## TASK
Each line that holds the word "text" should be returned.

## AVAILABLE RECORDS
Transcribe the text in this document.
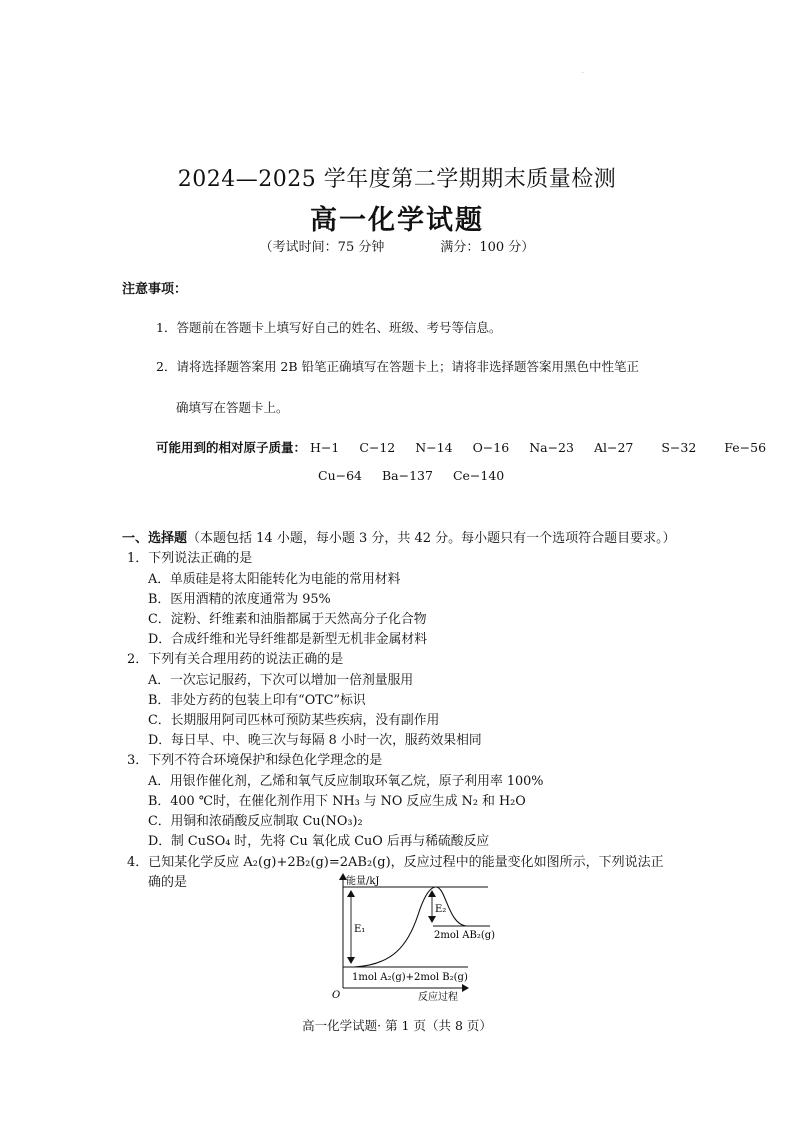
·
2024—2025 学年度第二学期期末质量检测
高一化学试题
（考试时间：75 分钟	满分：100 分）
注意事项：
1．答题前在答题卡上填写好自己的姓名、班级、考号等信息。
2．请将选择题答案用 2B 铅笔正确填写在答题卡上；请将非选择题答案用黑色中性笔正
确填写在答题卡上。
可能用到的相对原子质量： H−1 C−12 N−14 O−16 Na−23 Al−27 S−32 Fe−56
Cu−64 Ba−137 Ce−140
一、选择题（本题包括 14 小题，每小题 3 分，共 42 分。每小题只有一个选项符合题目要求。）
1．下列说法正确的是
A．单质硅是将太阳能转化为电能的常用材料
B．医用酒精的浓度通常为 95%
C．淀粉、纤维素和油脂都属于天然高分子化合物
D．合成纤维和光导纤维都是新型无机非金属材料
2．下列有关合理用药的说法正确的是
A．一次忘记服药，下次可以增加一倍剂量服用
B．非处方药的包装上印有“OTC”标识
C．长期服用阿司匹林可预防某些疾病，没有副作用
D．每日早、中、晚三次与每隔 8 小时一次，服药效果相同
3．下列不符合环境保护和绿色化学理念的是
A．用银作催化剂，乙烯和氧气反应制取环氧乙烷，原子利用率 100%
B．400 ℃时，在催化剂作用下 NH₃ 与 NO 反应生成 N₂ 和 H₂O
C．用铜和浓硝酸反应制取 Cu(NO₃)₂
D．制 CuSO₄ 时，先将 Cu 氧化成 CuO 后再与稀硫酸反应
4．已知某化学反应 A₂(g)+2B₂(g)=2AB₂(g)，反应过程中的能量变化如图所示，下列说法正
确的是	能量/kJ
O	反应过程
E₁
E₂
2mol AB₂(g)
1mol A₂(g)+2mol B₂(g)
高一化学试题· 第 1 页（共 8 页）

--

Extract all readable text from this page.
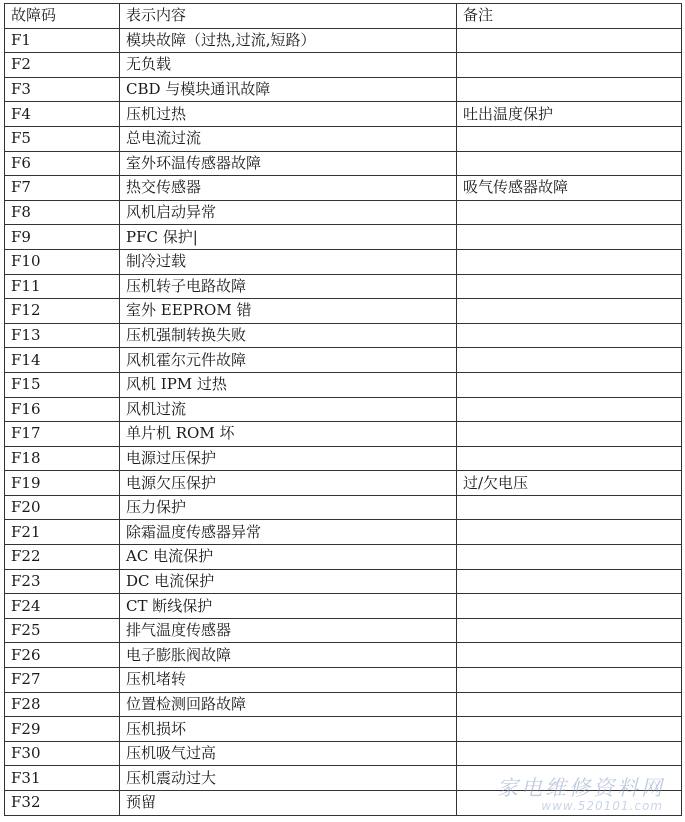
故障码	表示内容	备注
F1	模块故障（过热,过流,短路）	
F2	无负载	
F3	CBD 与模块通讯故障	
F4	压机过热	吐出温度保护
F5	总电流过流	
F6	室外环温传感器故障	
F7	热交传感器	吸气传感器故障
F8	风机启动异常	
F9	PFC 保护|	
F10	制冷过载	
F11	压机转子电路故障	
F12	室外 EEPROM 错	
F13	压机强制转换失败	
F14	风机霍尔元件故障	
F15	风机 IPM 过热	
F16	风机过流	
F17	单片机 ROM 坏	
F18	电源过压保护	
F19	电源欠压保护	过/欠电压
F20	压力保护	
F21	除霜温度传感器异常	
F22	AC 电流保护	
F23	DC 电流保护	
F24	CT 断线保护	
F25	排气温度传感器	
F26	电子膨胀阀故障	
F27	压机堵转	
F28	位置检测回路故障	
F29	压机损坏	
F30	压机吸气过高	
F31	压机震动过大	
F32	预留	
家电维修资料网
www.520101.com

## ANSWER TO THIS PROBLEM
Transcribe the text in this document.
Extract all readable text from this page.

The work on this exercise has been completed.